_Set exercise_
For the entries that follow, state how many lines include the word "legend", giving the number and nothing else.

╭─ Exercise materials

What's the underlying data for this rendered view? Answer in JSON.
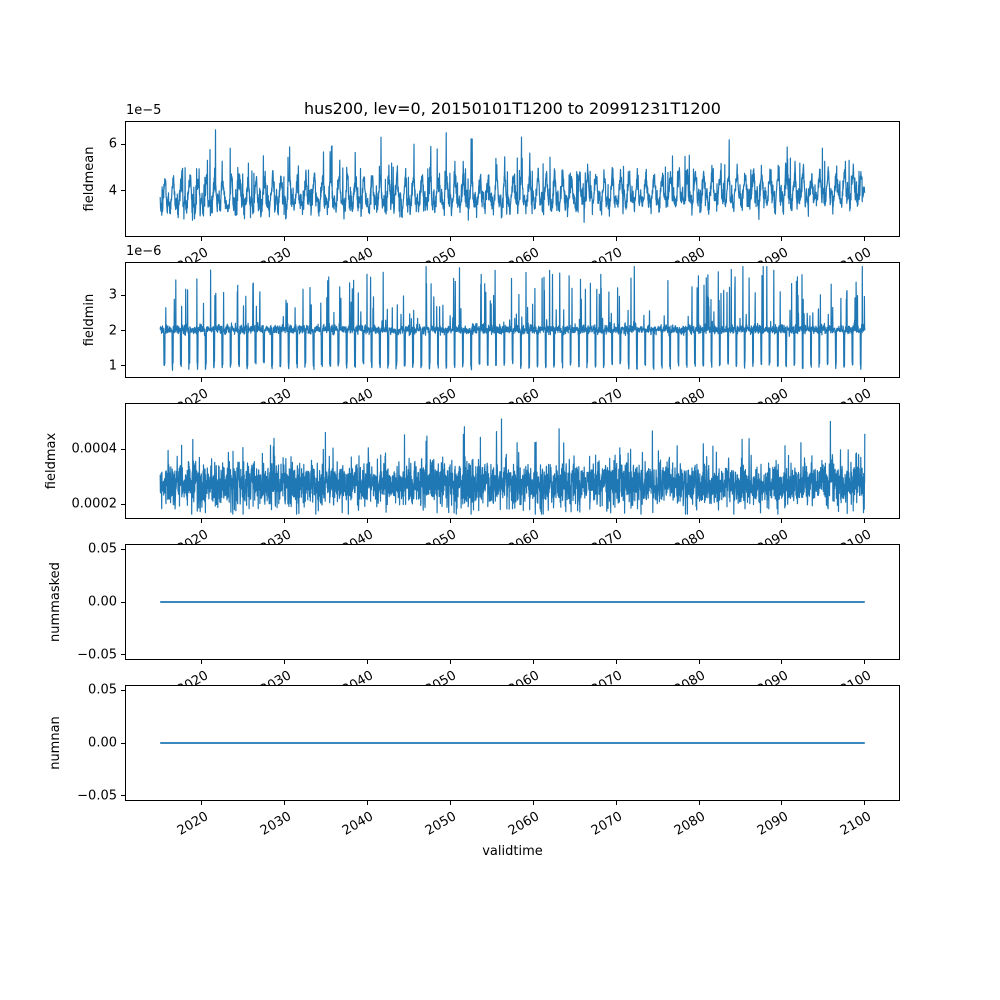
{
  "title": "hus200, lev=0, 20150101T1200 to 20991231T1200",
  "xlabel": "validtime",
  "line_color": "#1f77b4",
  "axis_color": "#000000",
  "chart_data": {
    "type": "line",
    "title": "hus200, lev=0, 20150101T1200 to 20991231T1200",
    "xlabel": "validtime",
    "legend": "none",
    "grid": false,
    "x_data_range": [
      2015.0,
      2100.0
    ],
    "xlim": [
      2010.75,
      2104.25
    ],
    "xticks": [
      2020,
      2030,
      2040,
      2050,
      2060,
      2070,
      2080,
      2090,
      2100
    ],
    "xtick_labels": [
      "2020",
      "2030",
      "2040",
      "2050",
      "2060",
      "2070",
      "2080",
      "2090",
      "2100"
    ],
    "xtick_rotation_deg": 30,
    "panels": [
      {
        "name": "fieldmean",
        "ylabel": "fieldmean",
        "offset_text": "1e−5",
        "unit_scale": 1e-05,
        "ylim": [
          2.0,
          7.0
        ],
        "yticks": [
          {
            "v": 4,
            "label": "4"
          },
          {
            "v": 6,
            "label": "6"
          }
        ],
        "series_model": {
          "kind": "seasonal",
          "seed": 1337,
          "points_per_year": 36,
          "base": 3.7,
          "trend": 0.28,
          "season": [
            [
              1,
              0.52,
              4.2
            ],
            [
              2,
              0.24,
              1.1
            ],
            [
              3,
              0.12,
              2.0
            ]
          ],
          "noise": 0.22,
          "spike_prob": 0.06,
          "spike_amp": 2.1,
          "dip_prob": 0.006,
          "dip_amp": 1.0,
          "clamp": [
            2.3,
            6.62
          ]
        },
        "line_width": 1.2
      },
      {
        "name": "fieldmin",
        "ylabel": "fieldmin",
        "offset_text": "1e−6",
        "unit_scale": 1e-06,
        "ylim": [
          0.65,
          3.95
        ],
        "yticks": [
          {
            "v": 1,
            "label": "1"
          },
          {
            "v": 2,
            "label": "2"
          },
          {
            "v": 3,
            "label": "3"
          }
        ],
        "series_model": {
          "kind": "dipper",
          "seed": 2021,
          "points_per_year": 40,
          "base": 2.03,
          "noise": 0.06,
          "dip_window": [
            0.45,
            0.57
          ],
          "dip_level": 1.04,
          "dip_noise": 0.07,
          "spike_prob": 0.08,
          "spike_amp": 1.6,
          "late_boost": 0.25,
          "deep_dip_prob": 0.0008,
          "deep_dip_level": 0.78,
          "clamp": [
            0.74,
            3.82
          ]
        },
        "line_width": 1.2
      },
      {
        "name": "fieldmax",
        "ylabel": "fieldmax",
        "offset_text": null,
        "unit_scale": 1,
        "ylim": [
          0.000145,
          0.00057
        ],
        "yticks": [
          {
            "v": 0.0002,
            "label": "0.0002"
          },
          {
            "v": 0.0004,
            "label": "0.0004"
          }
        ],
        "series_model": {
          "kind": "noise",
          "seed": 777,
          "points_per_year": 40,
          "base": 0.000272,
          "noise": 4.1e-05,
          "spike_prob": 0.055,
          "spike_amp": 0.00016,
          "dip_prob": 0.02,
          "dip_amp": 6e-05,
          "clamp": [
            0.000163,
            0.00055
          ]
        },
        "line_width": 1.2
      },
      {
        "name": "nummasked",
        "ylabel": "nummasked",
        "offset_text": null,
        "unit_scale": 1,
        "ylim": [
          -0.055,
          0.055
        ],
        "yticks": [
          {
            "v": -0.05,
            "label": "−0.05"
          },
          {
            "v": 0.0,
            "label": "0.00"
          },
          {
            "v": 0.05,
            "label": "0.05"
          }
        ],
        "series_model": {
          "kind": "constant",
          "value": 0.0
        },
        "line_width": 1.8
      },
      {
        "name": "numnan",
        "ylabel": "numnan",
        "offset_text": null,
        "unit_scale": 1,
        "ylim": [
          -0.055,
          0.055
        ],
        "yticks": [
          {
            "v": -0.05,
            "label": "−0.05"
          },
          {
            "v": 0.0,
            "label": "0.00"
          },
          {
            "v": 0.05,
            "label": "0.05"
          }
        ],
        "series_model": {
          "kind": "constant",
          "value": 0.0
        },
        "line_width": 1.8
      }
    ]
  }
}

╰─
╭─ Exercise materials

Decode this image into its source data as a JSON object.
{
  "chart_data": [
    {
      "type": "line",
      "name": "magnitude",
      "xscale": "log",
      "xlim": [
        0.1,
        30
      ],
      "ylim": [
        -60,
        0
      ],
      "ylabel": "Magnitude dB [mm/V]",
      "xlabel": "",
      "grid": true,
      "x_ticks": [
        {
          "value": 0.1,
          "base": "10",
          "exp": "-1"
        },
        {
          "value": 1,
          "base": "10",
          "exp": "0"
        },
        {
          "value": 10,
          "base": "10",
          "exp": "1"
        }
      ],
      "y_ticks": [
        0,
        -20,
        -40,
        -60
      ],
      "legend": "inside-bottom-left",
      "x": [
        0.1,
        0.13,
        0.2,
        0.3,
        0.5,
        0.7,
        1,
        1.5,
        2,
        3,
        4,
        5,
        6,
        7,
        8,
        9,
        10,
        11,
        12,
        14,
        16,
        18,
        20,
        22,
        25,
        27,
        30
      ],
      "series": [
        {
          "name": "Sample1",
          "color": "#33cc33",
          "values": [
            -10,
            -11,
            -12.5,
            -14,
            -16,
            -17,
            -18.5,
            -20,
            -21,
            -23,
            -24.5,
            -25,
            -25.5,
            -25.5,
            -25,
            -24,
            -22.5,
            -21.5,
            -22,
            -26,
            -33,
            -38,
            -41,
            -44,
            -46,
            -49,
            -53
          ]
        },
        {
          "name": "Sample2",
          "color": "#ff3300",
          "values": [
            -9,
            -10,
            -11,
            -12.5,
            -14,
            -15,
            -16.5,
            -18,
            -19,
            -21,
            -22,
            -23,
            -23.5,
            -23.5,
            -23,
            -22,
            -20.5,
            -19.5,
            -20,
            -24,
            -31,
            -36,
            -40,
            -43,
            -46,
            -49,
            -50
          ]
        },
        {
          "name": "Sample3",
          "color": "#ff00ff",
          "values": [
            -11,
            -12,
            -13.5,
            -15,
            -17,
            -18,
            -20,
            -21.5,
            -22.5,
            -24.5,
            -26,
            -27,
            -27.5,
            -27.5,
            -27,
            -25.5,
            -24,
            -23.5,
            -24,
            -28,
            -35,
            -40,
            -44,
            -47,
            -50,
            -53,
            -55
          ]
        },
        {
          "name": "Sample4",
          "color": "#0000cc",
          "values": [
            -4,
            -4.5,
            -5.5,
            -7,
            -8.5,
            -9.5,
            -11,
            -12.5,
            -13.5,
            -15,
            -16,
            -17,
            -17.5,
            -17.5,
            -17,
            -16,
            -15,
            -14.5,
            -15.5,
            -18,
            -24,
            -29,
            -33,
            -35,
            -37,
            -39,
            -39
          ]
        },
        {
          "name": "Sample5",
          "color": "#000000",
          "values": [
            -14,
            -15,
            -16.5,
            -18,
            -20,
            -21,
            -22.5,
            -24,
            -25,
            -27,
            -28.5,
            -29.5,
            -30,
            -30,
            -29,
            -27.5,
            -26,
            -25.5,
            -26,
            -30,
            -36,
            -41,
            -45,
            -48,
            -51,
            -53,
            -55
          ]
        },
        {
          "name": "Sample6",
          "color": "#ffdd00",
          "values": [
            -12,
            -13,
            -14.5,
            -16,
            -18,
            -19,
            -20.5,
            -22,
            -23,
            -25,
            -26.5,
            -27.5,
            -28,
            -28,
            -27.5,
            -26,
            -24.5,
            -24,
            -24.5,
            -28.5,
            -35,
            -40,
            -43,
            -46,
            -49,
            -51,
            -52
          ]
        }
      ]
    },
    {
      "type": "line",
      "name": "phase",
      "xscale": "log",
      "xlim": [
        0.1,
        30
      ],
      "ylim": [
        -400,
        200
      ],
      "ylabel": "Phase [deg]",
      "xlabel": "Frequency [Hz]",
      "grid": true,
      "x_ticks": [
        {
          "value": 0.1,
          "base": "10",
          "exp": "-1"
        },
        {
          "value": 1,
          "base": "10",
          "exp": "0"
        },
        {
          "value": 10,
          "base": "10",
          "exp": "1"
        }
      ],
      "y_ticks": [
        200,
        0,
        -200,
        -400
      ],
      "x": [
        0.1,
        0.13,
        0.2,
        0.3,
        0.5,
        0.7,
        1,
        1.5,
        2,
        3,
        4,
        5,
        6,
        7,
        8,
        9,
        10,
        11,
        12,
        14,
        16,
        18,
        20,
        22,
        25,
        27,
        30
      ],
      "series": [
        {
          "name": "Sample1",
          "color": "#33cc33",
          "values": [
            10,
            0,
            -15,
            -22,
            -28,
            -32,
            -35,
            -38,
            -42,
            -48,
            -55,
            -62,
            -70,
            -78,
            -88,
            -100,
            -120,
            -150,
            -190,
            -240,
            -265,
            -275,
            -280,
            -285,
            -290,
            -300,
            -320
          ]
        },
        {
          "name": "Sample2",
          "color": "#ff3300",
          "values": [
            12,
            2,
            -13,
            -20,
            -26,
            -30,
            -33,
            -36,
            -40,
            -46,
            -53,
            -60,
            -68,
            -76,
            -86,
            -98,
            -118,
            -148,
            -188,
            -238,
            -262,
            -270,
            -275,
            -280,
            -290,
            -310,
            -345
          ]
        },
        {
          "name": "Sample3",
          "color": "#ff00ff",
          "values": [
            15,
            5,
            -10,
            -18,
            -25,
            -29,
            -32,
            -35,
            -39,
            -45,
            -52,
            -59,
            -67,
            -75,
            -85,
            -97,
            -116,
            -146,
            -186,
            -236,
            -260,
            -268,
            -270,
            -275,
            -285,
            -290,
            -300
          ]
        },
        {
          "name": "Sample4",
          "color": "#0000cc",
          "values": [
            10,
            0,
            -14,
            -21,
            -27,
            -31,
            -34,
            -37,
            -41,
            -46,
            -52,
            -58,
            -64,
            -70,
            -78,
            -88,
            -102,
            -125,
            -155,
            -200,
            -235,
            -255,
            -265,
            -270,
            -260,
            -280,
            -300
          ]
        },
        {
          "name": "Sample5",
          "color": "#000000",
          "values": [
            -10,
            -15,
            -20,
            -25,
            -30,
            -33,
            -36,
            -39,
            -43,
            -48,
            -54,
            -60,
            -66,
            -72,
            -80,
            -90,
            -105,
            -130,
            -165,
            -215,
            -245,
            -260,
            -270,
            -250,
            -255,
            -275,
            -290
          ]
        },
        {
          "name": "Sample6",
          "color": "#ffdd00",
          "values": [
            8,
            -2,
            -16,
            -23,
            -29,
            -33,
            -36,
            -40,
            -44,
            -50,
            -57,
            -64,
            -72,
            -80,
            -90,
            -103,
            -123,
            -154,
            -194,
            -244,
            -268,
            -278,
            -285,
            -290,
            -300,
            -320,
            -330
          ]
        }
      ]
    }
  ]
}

╰─

_Result_
2